Using the listing below, report all lines holding the word "不正确的是".

— START OF RECORDS PROVIDED —

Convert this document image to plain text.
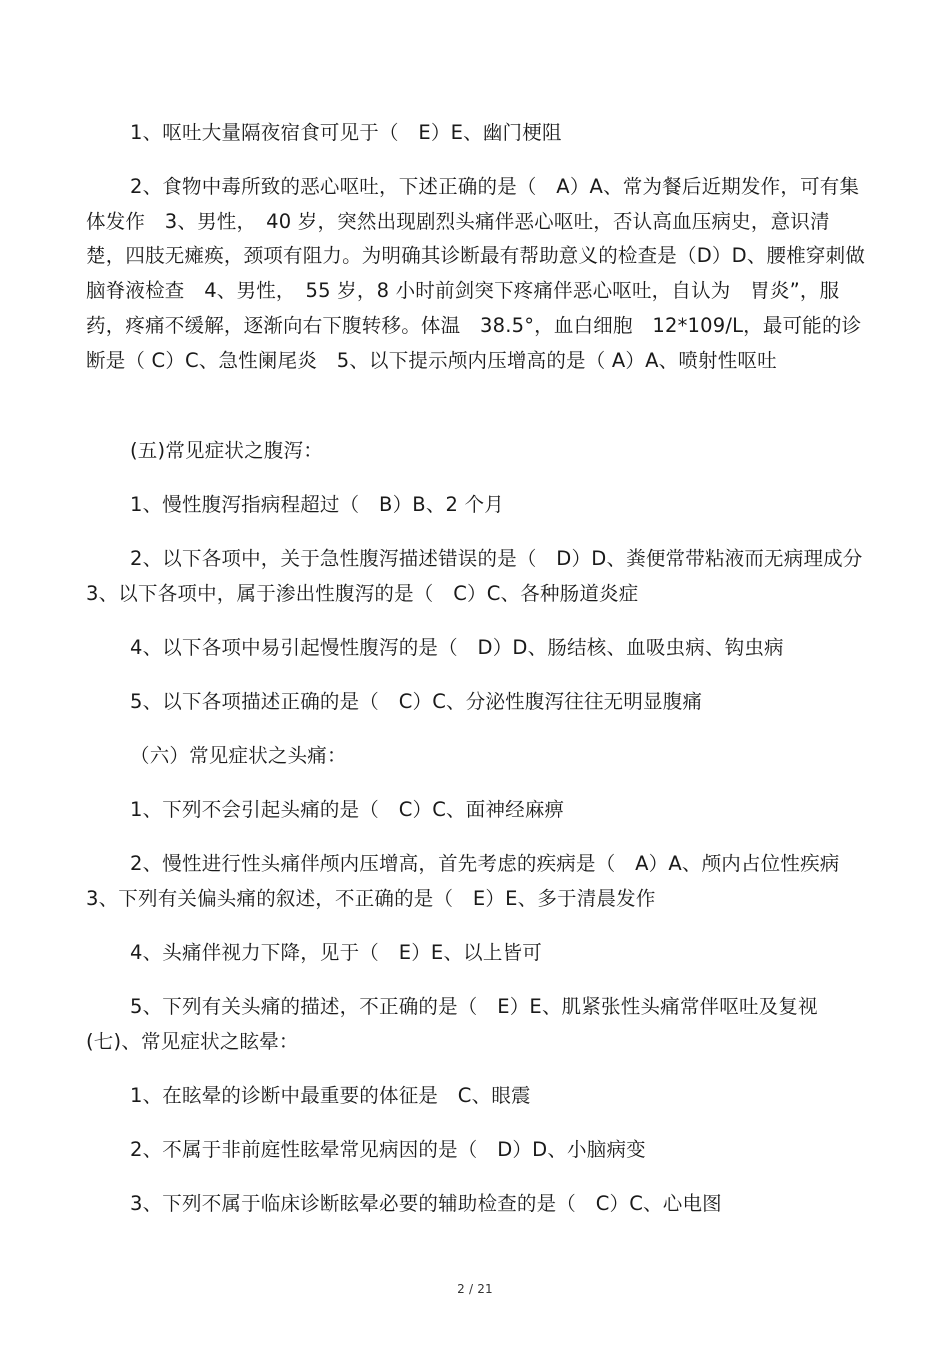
1、呕吐大量隔夜宿食可见于（　E）E、幽门梗阻

2、食物中毒所致的恶心呕吐，下述正确的是（　A）A、常为餐后近期发作，可有集体发作　3、男性，　40 岁，突然出现剧烈头痛伴恶心呕吐，否认高血压病史，意识清楚，四肢无瘫痪，颈项有阻力。为明确其诊断最有帮助意义的检查是（D）D、腰椎穿刺做脑脊液检查　4、男性，　55 岁，8 小时前剑突下疼痛伴恶心呕吐，自认为　胃炎”，服药，疼痛不缓解，逐渐向右下腹转移。体温　38.5°，血白细胞　12*109/L，最可能的诊断是（ C）C、急性阑尾炎　5、以下提示颅内压增高的是（ A）A、喷射性呕吐

(五)常见症状之腹泻：

1、慢性腹泻指病程超过（　B）B、2 个月

2、以下各项中，关于急性腹泻描述错误的是（　D）D、粪便常带粘液而无病理成分 3、以下各项中，属于渗出性腹泻的是（　C）C、各种肠道炎症

4、以下各项中易引起慢性腹泻的是（　D）D、肠结核、血吸虫病、钩虫病

5、以下各项描述正确的是（　C）C、分泌性腹泻往往无明显腹痛

（六）常见症状之头痛：

1、下列不会引起头痛的是（　C）C、面神经麻痹

2、慢性进行性头痛伴颅内压增高，首先考虑的疾病是（　A）A、颅内占位性疾病 3、下列有关偏头痛的叙述，不正确的是（　E）E、多于清晨发作

4、头痛伴视力下降，见于（　E）E、以上皆可

5、下列有关头痛的描述，不正确的是（　E）E、肌紧张性头痛常伴呕吐及复视(七)、常见症状之眩晕：

1、在眩晕的诊断中最重要的体征是　C、眼震

2、不属于非前庭性眩晕常见病因的是（　D）D、小脑病变

3、下列不属于临床诊断眩晕必要的辅助检查的是（　C）C、心电图

2 / 21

— END OF RECORDS PROVIDED —

» SOLUTION FOR THIS PROBLEM:
2、慢性进行性头痛伴颅内压增高，首先考虑的疾病是（　A）A、颅内占位性疾病 3、下列有关偏头痛的叙述，不正确的是（　E）E、多于清晨发作
5、下列有关头痛的描述，不正确的是（　E）E、肌紧张性头痛常伴呕吐及复视(七)、常见症状之眩晕：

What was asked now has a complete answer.